GOAL:
Select from the data all lines with the word "boczne".

[Data records]
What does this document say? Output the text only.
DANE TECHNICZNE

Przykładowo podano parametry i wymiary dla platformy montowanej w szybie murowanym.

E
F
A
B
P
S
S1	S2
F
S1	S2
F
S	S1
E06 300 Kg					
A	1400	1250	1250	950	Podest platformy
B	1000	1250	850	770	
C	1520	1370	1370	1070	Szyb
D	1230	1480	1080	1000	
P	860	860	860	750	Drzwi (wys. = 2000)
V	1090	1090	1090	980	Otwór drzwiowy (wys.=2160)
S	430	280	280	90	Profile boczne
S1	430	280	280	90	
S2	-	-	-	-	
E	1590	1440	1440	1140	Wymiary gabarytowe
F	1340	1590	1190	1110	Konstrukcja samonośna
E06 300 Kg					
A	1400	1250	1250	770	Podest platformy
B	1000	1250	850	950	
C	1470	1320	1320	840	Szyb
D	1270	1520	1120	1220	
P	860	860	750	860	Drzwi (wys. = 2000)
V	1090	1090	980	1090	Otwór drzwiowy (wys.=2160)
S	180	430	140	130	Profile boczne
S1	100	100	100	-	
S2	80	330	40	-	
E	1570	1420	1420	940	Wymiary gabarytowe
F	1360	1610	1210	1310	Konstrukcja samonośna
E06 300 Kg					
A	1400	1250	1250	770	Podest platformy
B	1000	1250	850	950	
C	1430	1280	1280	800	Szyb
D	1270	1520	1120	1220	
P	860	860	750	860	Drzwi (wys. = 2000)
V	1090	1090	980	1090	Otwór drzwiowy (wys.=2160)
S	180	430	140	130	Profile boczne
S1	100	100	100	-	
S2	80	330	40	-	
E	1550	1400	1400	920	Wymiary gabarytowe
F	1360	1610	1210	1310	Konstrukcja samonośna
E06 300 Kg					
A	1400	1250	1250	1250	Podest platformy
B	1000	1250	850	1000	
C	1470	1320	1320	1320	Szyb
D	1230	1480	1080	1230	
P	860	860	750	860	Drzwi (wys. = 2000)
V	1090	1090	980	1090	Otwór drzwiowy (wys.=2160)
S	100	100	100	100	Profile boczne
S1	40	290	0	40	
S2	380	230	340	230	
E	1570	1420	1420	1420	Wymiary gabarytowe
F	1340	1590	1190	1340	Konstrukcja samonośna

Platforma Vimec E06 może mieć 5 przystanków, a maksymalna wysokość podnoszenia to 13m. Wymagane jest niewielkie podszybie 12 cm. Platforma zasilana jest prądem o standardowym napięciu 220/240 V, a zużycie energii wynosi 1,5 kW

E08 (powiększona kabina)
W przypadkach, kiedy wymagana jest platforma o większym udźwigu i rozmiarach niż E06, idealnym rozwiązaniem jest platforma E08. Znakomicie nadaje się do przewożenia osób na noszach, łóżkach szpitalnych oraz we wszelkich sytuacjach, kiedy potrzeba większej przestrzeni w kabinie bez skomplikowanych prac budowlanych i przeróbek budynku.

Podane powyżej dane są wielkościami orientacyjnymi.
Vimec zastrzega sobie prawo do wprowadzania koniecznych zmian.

SOLUTION TO THIS PROBLEM:
S	430	280	280	90	Profile boczne
S	180	430	140	130	Profile boczne
S	180	430	140	130	Profile boczne
S	100	100	100	100	Profile boczne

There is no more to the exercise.